Dataset items
○ ○ ○ ○ ○ ○ ○

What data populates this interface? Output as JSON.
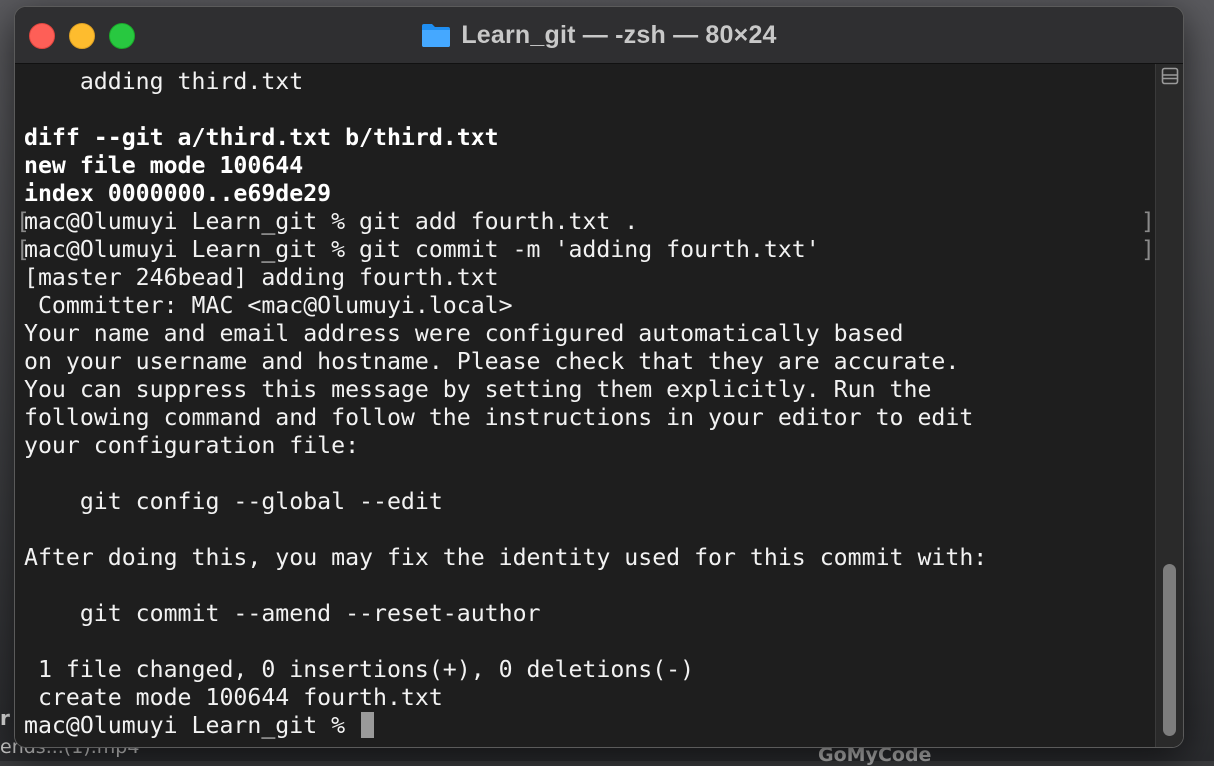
{
  "window": {
    "title": "Learn_git — -zsh — 80×24",
    "folder_icon": "folder-icon"
  },
  "desktop": {
    "fragment_left_1": "r",
    "fragment_left_2": "ends...(1).mp4",
    "fragment_right": "GoMyCode"
  },
  "terminal": {
    "lines": [
      {
        "text": "    adding third.txt",
        "bold": false
      },
      {
        "text": "",
        "bold": false
      },
      {
        "text": "diff --git a/third.txt b/third.txt",
        "bold": true
      },
      {
        "text": "new file mode 100644",
        "bold": true
      },
      {
        "text": "index 0000000..e69de29",
        "bold": true
      },
      {
        "text": "mac@Olumuyi Learn_git % git add fourth.txt .",
        "bold": false,
        "bracketed": true
      },
      {
        "text": "mac@Olumuyi Learn_git % git commit -m 'adding fourth.txt'",
        "bold": false,
        "bracketed": true
      },
      {
        "text": "[master 246bead] adding fourth.txt",
        "bold": false
      },
      {
        "text": " Committer: MAC <mac@Olumuyi.local>",
        "bold": false
      },
      {
        "text": "Your name and email address were configured automatically based",
        "bold": false
      },
      {
        "text": "on your username and hostname. Please check that they are accurate.",
        "bold": false
      },
      {
        "text": "You can suppress this message by setting them explicitly. Run the",
        "bold": false
      },
      {
        "text": "following command and follow the instructions in your editor to edit",
        "bold": false
      },
      {
        "text": "your configuration file:",
        "bold": false
      },
      {
        "text": "",
        "bold": false
      },
      {
        "text": "    git config --global --edit",
        "bold": false
      },
      {
        "text": "",
        "bold": false
      },
      {
        "text": "After doing this, you may fix the identity used for this commit with:",
        "bold": false
      },
      {
        "text": "",
        "bold": false
      },
      {
        "text": "    git commit --amend --reset-author",
        "bold": false
      },
      {
        "text": "",
        "bold": false
      },
      {
        "text": " 1 file changed, 0 insertions(+), 0 deletions(-)",
        "bold": false
      },
      {
        "text": " create mode 100644 fourth.txt",
        "bold": false
      },
      {
        "text": "mac@Olumuyi Learn_git % ",
        "bold": false,
        "prompt": true
      }
    ],
    "bracket_left": "[",
    "bracket_right": "]"
  },
  "colors": {
    "close": "#fe5f57",
    "minimize": "#febc2e",
    "maximize": "#28c840",
    "terminal_bg": "#1e1e1e",
    "text": "#f2f2f2"
  }
}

○ ○ ○ ○ ○ ○ ○

▸ **WHAT YOU ARE ASKED TO DO**
Working from the material above, transcribe it exactly while omitting pictures.

▸ **RESULT OF THIS EXERCISE**
What data populates this interface? Output as JSON.
{
  "window": {
    "title": "Learn_git — -zsh — 80×24",
    "folder_icon": "folder-icon"
  },
  "desktop": {
    "fragment_left_1": "r",
    "fragment_left_2": "ends...(1).mp4",
    "fragment_right": "GoMyCode"
  },
  "terminal": {
    "lines": [
      {
        "text": "    adding third.txt",
        "bold": false
      },
      {
        "text": "",
        "bold": false
      },
      {
        "text": "diff --git a/third.txt b/third.txt",
        "bold": true
      },
      {
        "text": "new file mode 100644",
        "bold": true
      },
      {
        "text": "index 0000000..e69de29",
        "bold": true
      },
      {
        "text": "mac@Olumuyi Learn_git % git add fourth.txt .",
        "bold": false,
        "bracketed": true
      },
      {
        "text": "mac@Olumuyi Learn_git % git commit -m 'adding fourth.txt'",
        "bold": false,
        "bracketed": true
      },
      {
        "text": "[master 246bead] adding fourth.txt",
        "bold": false
      },
      {
        "text": " Committer: MAC <mac@Olumuyi.local>",
        "bold": false
      },
      {
        "text": "Your name and email address were configured automatically based",
        "bold": false
      },
      {
        "text": "on your username and hostname. Please check that they are accurate.",
        "bold": false
      },
      {
        "text": "You can suppress this message by setting them explicitly. Run the",
        "bold": false
      },
      {
        "text": "following command and follow the instructions in your editor to edit",
        "bold": false
      },
      {
        "text": "your configuration file:",
        "bold": false
      },
      {
        "text": "",
        "bold": false
      },
      {
        "text": "    git config --global --edit",
        "bold": false
      },
      {
        "text": "",
        "bold": false
      },
      {
        "text": "After doing this, you may fix the identity used for this commit with:",
        "bold": false
      },
      {
        "text": "",
        "bold": false
      },
      {
        "text": "    git commit --amend --reset-author",
        "bold": false
      },
      {
        "text": "",
        "bold": false
      },
      {
        "text": " 1 file changed, 0 insertions(+), 0 deletions(-)",
        "bold": false
      },
      {
        "text": " create mode 100644 fourth.txt",
        "bold": false
      },
      {
        "text": "mac@Olumuyi Learn_git % ",
        "bold": false,
        "prompt": true
      }
    ],
    "bracket_left": "[",
    "bracket_right": "]"
  },
  "colors": {
    "close": "#fe5f57",
    "minimize": "#febc2e",
    "maximize": "#28c840",
    "terminal_bg": "#1e1e1e",
    "text": "#f2f2f2"
  }
}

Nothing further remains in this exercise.